What you need to do: Scan the data below for the string "color". Copy every line where it appears.

----

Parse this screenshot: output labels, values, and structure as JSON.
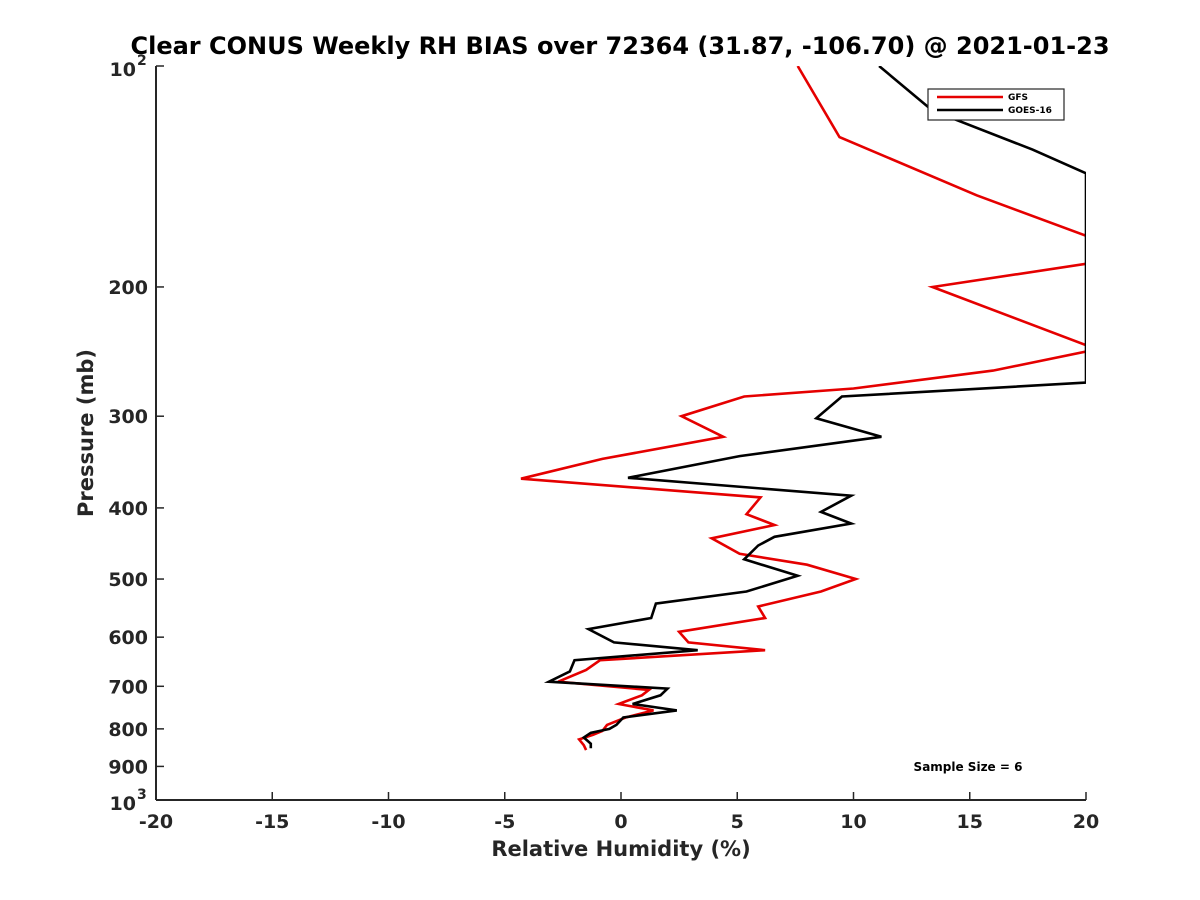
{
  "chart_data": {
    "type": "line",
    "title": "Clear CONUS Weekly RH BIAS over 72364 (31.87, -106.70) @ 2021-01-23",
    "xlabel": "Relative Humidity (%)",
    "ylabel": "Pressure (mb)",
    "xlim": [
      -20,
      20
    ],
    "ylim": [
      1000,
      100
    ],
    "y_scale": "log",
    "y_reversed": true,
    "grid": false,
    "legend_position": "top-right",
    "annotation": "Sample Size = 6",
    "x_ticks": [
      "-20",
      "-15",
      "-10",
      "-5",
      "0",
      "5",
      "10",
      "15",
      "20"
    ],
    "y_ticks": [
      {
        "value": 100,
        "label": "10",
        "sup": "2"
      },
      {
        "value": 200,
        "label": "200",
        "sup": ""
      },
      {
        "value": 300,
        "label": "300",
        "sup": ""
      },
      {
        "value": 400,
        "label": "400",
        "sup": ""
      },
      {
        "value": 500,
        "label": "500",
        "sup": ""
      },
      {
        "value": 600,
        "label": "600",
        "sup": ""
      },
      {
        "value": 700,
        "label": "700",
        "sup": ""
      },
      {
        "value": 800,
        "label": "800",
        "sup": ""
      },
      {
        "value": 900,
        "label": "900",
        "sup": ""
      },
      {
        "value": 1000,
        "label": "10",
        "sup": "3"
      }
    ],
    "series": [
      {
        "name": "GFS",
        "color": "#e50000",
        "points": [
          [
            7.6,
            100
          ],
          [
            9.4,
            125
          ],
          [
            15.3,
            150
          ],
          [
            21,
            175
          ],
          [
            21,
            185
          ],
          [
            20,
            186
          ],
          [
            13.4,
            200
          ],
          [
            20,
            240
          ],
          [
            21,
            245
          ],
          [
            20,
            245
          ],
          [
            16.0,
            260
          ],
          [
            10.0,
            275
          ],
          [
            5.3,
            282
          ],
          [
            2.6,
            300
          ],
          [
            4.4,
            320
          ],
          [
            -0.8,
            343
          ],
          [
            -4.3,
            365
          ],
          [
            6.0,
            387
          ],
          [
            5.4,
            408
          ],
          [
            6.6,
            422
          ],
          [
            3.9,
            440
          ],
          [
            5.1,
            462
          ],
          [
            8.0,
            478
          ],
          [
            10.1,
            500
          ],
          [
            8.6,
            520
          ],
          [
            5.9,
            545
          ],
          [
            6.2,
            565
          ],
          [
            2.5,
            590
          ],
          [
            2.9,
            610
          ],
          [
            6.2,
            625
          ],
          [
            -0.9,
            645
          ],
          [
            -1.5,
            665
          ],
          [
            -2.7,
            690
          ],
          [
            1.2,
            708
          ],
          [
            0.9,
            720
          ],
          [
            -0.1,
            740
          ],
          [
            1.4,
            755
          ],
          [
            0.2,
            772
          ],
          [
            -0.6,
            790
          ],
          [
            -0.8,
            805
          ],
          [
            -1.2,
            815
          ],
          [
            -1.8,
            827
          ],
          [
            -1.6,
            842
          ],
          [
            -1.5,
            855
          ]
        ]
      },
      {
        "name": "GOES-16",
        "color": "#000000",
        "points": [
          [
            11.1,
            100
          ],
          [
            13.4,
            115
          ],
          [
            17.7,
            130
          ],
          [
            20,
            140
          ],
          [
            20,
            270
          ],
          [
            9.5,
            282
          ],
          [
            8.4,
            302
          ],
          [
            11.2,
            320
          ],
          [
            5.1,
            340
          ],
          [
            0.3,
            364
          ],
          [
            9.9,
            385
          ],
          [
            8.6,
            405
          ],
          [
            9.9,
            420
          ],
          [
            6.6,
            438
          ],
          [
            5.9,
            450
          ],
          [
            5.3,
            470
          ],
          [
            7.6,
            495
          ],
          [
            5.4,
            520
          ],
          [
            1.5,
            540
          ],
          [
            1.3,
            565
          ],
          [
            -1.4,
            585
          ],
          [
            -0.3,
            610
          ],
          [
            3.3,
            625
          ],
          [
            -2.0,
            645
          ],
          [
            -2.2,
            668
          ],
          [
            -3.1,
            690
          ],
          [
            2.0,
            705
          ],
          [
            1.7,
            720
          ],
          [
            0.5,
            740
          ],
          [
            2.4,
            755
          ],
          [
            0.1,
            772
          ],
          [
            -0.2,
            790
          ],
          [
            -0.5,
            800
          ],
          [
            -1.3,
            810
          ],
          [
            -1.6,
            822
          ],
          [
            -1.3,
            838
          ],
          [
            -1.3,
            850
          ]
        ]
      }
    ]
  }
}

----

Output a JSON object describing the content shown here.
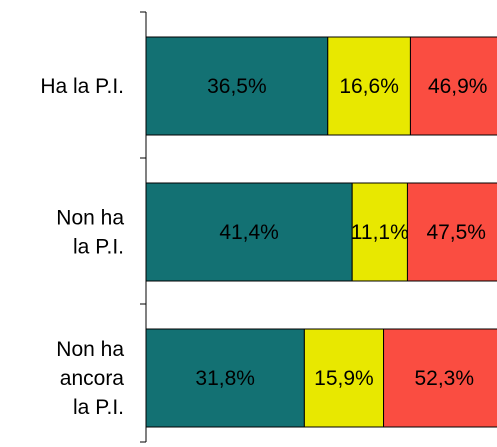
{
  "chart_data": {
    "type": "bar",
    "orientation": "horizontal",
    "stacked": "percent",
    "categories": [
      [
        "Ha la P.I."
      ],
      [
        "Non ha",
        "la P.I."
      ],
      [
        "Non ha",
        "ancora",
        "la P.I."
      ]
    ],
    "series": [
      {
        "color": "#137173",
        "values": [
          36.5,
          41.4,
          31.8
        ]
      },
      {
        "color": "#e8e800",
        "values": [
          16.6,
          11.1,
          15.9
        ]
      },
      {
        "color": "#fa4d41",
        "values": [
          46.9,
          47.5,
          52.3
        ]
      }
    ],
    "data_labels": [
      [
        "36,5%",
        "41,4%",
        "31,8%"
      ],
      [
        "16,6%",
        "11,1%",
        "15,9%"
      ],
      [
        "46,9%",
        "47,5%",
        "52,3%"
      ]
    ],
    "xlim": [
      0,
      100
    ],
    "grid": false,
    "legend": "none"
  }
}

----

Task answer:
        "color": "#e50000",
        "color": "#000000",
        "color": "#137173",
        "color": "#e8e800",
        "color": "#fa4d41",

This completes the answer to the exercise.